__WHAT TO DO__:
From the listing below, extract every line in which the word "Encryption" appears.

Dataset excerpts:
--------------------
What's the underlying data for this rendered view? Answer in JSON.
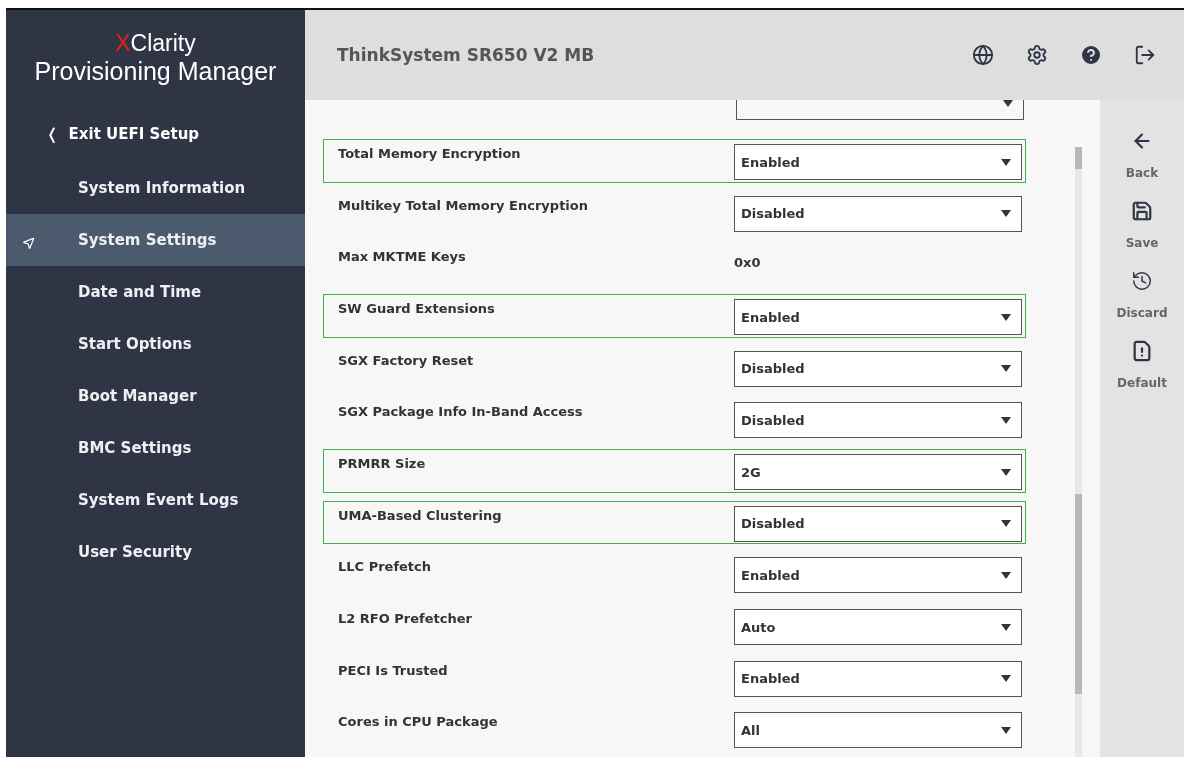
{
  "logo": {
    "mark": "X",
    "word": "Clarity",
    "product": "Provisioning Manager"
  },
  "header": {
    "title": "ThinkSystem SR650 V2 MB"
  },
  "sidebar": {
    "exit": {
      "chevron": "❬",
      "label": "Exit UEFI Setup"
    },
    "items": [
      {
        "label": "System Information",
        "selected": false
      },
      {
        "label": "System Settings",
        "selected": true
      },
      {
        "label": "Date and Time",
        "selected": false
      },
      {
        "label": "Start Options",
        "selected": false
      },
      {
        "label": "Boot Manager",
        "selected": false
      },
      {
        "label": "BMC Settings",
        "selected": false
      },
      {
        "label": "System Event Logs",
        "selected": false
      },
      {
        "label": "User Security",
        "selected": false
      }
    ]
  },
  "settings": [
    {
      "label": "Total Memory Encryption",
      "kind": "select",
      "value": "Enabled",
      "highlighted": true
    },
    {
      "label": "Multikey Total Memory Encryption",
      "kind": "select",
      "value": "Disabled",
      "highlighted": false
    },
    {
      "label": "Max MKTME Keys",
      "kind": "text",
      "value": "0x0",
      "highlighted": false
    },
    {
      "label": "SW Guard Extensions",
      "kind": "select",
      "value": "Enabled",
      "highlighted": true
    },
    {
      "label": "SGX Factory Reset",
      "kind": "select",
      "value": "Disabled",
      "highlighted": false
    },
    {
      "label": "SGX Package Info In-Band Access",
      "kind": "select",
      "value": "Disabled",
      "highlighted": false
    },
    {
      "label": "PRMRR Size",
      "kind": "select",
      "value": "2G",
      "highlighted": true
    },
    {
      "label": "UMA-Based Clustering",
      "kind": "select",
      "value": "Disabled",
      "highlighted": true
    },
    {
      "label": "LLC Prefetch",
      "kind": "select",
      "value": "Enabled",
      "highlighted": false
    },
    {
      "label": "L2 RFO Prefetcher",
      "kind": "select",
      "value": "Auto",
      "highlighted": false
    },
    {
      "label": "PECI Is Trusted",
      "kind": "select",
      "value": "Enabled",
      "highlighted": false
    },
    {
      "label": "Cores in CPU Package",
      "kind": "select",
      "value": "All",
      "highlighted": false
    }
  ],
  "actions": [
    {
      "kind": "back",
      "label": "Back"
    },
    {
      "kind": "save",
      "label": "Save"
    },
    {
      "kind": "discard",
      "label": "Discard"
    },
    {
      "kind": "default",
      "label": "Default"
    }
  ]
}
--------------------
__EXERCISE RESULT__:
      "label": "Total Memory Encryption",
      "label": "Multikey Total Memory Encryption",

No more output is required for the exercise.